> _Task instructions_:
Rewrite all of the lines below, replacing "GTC4LUSSO" with "GTC4Lusso" wherever it occurs and leaving everything else the same. Omit the pictures from your answer.
** Start of Extracted information **
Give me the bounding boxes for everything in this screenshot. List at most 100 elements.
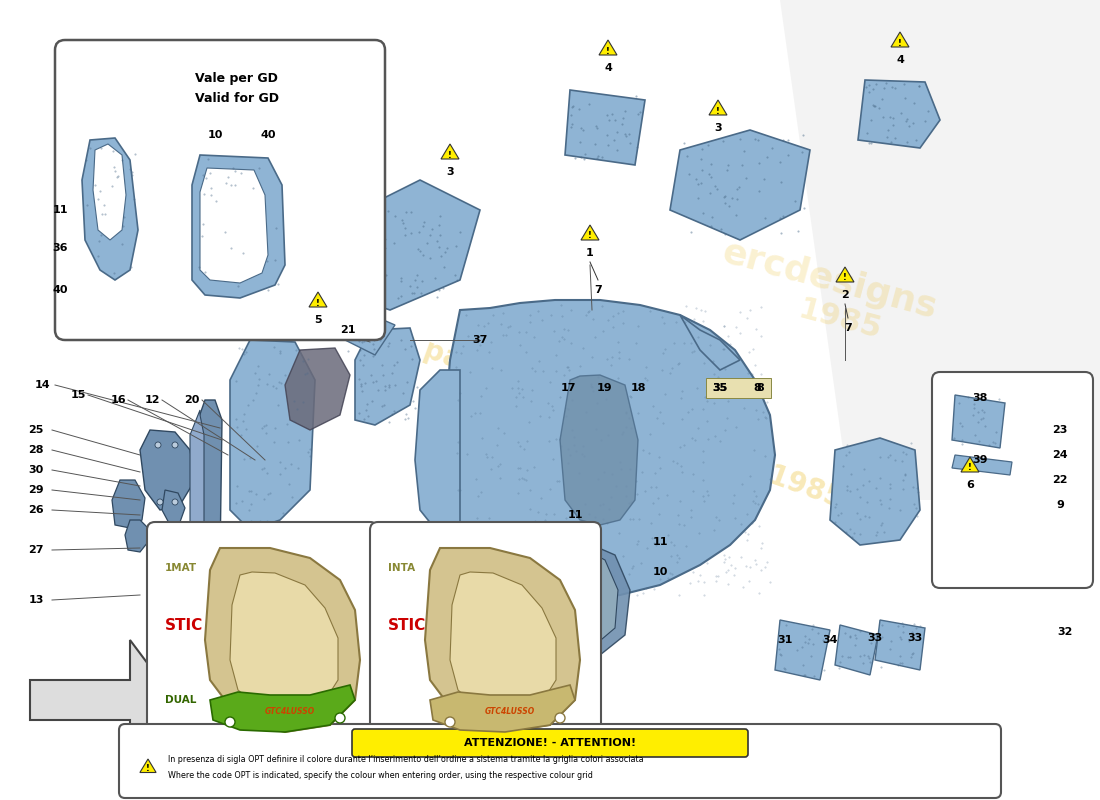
Text: !: ! bbox=[968, 463, 972, 473]
Polygon shape bbox=[544, 548, 618, 650]
Text: 40: 40 bbox=[53, 285, 68, 295]
Text: 33: 33 bbox=[868, 633, 882, 643]
Polygon shape bbox=[112, 480, 145, 528]
Polygon shape bbox=[874, 620, 925, 670]
Text: 10: 10 bbox=[207, 130, 222, 140]
Text: STIC: STIC bbox=[165, 618, 204, 633]
Polygon shape bbox=[835, 625, 878, 675]
Polygon shape bbox=[162, 490, 185, 525]
Text: 11: 11 bbox=[53, 205, 68, 215]
Text: 3: 3 bbox=[714, 123, 722, 133]
Text: Vale per GD: Vale per GD bbox=[195, 72, 278, 85]
Polygon shape bbox=[82, 138, 138, 280]
Circle shape bbox=[336, 713, 345, 723]
Polygon shape bbox=[230, 340, 315, 530]
Text: !: ! bbox=[448, 150, 452, 159]
Text: Valid for GD: Valid for GD bbox=[195, 92, 279, 105]
Polygon shape bbox=[345, 310, 395, 355]
Circle shape bbox=[556, 713, 565, 723]
Polygon shape bbox=[560, 375, 638, 525]
Text: !: ! bbox=[843, 274, 847, 282]
Text: 36: 36 bbox=[53, 243, 68, 253]
Text: 11: 11 bbox=[568, 510, 583, 520]
FancyBboxPatch shape bbox=[932, 372, 1093, 588]
Polygon shape bbox=[30, 640, 175, 760]
Text: 13: 13 bbox=[29, 595, 44, 605]
Text: GTC4LUSSO: GTC4LUSSO bbox=[485, 707, 535, 717]
Polygon shape bbox=[535, 542, 630, 660]
Polygon shape bbox=[961, 457, 979, 472]
Text: !: ! bbox=[898, 38, 902, 47]
Text: 23: 23 bbox=[1053, 425, 1068, 435]
Text: 8: 8 bbox=[756, 383, 763, 393]
Polygon shape bbox=[309, 292, 327, 307]
Polygon shape bbox=[780, 0, 1100, 500]
Polygon shape bbox=[446, 300, 776, 600]
Text: 21: 21 bbox=[340, 325, 355, 335]
Polygon shape bbox=[94, 144, 126, 240]
Text: 2: 2 bbox=[842, 290, 849, 300]
Text: 33: 33 bbox=[908, 633, 923, 643]
Text: 29: 29 bbox=[29, 485, 44, 495]
Polygon shape bbox=[581, 225, 600, 240]
Text: a passion for parts since 1985: a passion for parts since 1985 bbox=[393, 326, 847, 514]
Text: 30: 30 bbox=[29, 465, 44, 475]
Text: 14: 14 bbox=[34, 380, 50, 390]
Polygon shape bbox=[198, 400, 222, 565]
Polygon shape bbox=[140, 430, 195, 510]
Polygon shape bbox=[140, 759, 156, 773]
Text: 32: 32 bbox=[1057, 627, 1072, 637]
FancyBboxPatch shape bbox=[55, 40, 385, 340]
Polygon shape bbox=[190, 410, 204, 558]
Text: STIC: STIC bbox=[388, 618, 427, 633]
Text: !: ! bbox=[316, 298, 320, 307]
Text: 17: 17 bbox=[560, 383, 575, 393]
Polygon shape bbox=[192, 155, 285, 298]
Text: 1: 1 bbox=[586, 248, 594, 258]
Text: 25: 25 bbox=[29, 425, 44, 435]
Polygon shape bbox=[330, 180, 480, 310]
Text: !: ! bbox=[146, 765, 150, 774]
Polygon shape bbox=[710, 100, 727, 115]
FancyBboxPatch shape bbox=[119, 724, 1001, 798]
Text: 7: 7 bbox=[844, 323, 851, 333]
Text: 10: 10 bbox=[652, 567, 668, 577]
Text: DUAL: DUAL bbox=[165, 695, 197, 705]
Text: 1985: 1985 bbox=[795, 295, 884, 345]
Text: 39: 39 bbox=[972, 455, 988, 465]
Polygon shape bbox=[891, 32, 909, 47]
Text: 7: 7 bbox=[594, 285, 602, 295]
Text: 11: 11 bbox=[652, 537, 668, 547]
Text: 4: 4 bbox=[896, 55, 904, 65]
Polygon shape bbox=[836, 267, 854, 282]
Polygon shape bbox=[565, 90, 645, 165]
Text: 24: 24 bbox=[1053, 450, 1068, 460]
Text: 35: 35 bbox=[713, 383, 727, 393]
Circle shape bbox=[155, 442, 161, 448]
Text: 6: 6 bbox=[966, 480, 974, 490]
Text: !: ! bbox=[716, 106, 719, 115]
Polygon shape bbox=[205, 548, 360, 732]
Text: 31: 31 bbox=[778, 635, 793, 645]
Text: 26: 26 bbox=[29, 505, 44, 515]
Polygon shape bbox=[670, 130, 810, 240]
Text: In presenza di sigla OPT definire il colore durante l’inserimento dell’ordine a : In presenza di sigla OPT definire il col… bbox=[168, 755, 643, 765]
Polygon shape bbox=[355, 328, 420, 425]
Text: !: ! bbox=[606, 46, 609, 55]
Text: 18: 18 bbox=[630, 383, 646, 393]
Polygon shape bbox=[952, 455, 1012, 475]
Text: 35: 35 bbox=[713, 383, 727, 393]
Polygon shape bbox=[952, 395, 1005, 448]
Text: 34: 34 bbox=[823, 635, 838, 645]
Text: GTC4LUSSO: GTC4LUSSO bbox=[265, 707, 315, 717]
Circle shape bbox=[157, 499, 163, 505]
Text: 16: 16 bbox=[110, 395, 125, 405]
Text: 1MAT: 1MAT bbox=[165, 563, 197, 573]
Polygon shape bbox=[600, 40, 617, 55]
Text: INTA: INTA bbox=[388, 563, 415, 573]
Polygon shape bbox=[285, 348, 350, 430]
Polygon shape bbox=[830, 438, 920, 545]
Polygon shape bbox=[415, 370, 460, 540]
Text: 19: 19 bbox=[597, 383, 613, 393]
FancyBboxPatch shape bbox=[352, 729, 748, 757]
** End of Extracted information **
> _Final result_:
Give me the bounding boxes for everything in this screenshot. List at most 100 elements.
Text: !: ! bbox=[968, 463, 972, 473]
Polygon shape bbox=[544, 548, 618, 650]
Text: 40: 40 bbox=[53, 285, 68, 295]
Text: 33: 33 bbox=[868, 633, 882, 643]
Polygon shape bbox=[112, 480, 145, 528]
Polygon shape bbox=[874, 620, 925, 670]
Text: 10: 10 bbox=[207, 130, 222, 140]
Text: STIC: STIC bbox=[165, 618, 204, 633]
Polygon shape bbox=[835, 625, 878, 675]
Polygon shape bbox=[162, 490, 185, 525]
Text: 11: 11 bbox=[53, 205, 68, 215]
Text: 3: 3 bbox=[714, 123, 722, 133]
Text: Vale per GD: Vale per GD bbox=[195, 72, 278, 85]
Polygon shape bbox=[82, 138, 138, 280]
Circle shape bbox=[336, 713, 345, 723]
Polygon shape bbox=[230, 340, 315, 530]
Text: !: ! bbox=[448, 150, 452, 159]
Text: Valid for GD: Valid for GD bbox=[195, 92, 279, 105]
Polygon shape bbox=[345, 310, 395, 355]
Circle shape bbox=[556, 713, 565, 723]
Polygon shape bbox=[560, 375, 638, 525]
Text: !: ! bbox=[843, 274, 847, 282]
Text: 36: 36 bbox=[53, 243, 68, 253]
Text: 11: 11 bbox=[568, 510, 583, 520]
FancyBboxPatch shape bbox=[932, 372, 1093, 588]
Polygon shape bbox=[30, 640, 175, 760]
Text: 13: 13 bbox=[29, 595, 44, 605]
Text: GTC4Lusso: GTC4Lusso bbox=[485, 707, 535, 717]
Polygon shape bbox=[535, 542, 630, 660]
Polygon shape bbox=[961, 457, 979, 472]
Text: !: ! bbox=[898, 38, 902, 47]
Text: 23: 23 bbox=[1053, 425, 1068, 435]
Text: 8: 8 bbox=[756, 383, 763, 393]
Polygon shape bbox=[309, 292, 327, 307]
Polygon shape bbox=[780, 0, 1100, 500]
Polygon shape bbox=[446, 300, 776, 600]
Text: 21: 21 bbox=[340, 325, 355, 335]
Polygon shape bbox=[94, 144, 126, 240]
Text: 2: 2 bbox=[842, 290, 849, 300]
Text: 33: 33 bbox=[908, 633, 923, 643]
Text: 29: 29 bbox=[29, 485, 44, 495]
Polygon shape bbox=[581, 225, 600, 240]
Text: a passion for parts since 1985: a passion for parts since 1985 bbox=[393, 326, 847, 514]
Text: 30: 30 bbox=[29, 465, 44, 475]
Text: 14: 14 bbox=[34, 380, 50, 390]
Polygon shape bbox=[198, 400, 222, 565]
Polygon shape bbox=[140, 430, 195, 510]
Polygon shape bbox=[140, 759, 156, 773]
Text: 32: 32 bbox=[1057, 627, 1072, 637]
FancyBboxPatch shape bbox=[55, 40, 385, 340]
Polygon shape bbox=[190, 410, 204, 558]
Text: STIC: STIC bbox=[388, 618, 427, 633]
Text: !: ! bbox=[316, 298, 320, 307]
Text: 17: 17 bbox=[560, 383, 575, 393]
Polygon shape bbox=[192, 155, 285, 298]
Text: 1: 1 bbox=[586, 248, 594, 258]
Text: 25: 25 bbox=[29, 425, 44, 435]
Polygon shape bbox=[330, 180, 480, 310]
Text: !: ! bbox=[146, 765, 150, 774]
Polygon shape bbox=[710, 100, 727, 115]
FancyBboxPatch shape bbox=[119, 724, 1001, 798]
Text: 7: 7 bbox=[844, 323, 851, 333]
Text: 10: 10 bbox=[652, 567, 668, 577]
Text: DUAL: DUAL bbox=[165, 695, 197, 705]
Text: 1985: 1985 bbox=[795, 295, 884, 345]
Text: 39: 39 bbox=[972, 455, 988, 465]
Polygon shape bbox=[891, 32, 909, 47]
Text: 7: 7 bbox=[594, 285, 602, 295]
Text: 11: 11 bbox=[652, 537, 668, 547]
Text: 4: 4 bbox=[896, 55, 904, 65]
Polygon shape bbox=[836, 267, 854, 282]
Polygon shape bbox=[565, 90, 645, 165]
Text: 24: 24 bbox=[1053, 450, 1068, 460]
Text: 35: 35 bbox=[713, 383, 727, 393]
Circle shape bbox=[155, 442, 161, 448]
Text: 6: 6 bbox=[966, 480, 974, 490]
Text: !: ! bbox=[716, 106, 719, 115]
Polygon shape bbox=[205, 548, 360, 732]
Text: 31: 31 bbox=[778, 635, 793, 645]
Text: 26: 26 bbox=[29, 505, 44, 515]
Polygon shape bbox=[670, 130, 810, 240]
Text: In presenza di sigla OPT definire il colore durante l’inserimento dell’ordine a : In presenza di sigla OPT definire il col… bbox=[168, 755, 643, 765]
Polygon shape bbox=[355, 328, 420, 425]
Text: !: ! bbox=[606, 46, 609, 55]
Text: 18: 18 bbox=[630, 383, 646, 393]
Polygon shape bbox=[952, 455, 1012, 475]
Text: 35: 35 bbox=[713, 383, 727, 393]
Polygon shape bbox=[952, 395, 1005, 448]
Text: 34: 34 bbox=[823, 635, 838, 645]
Text: GTC4Lusso: GTC4Lusso bbox=[265, 707, 315, 717]
Circle shape bbox=[157, 499, 163, 505]
Text: 16: 16 bbox=[110, 395, 125, 405]
Text: 1MAT: 1MAT bbox=[165, 563, 197, 573]
Polygon shape bbox=[600, 40, 617, 55]
Text: INTA: INTA bbox=[388, 563, 415, 573]
Polygon shape bbox=[285, 348, 350, 430]
Polygon shape bbox=[830, 438, 920, 545]
Polygon shape bbox=[415, 370, 460, 540]
Text: 19: 19 bbox=[597, 383, 613, 393]
FancyBboxPatch shape bbox=[352, 729, 748, 757]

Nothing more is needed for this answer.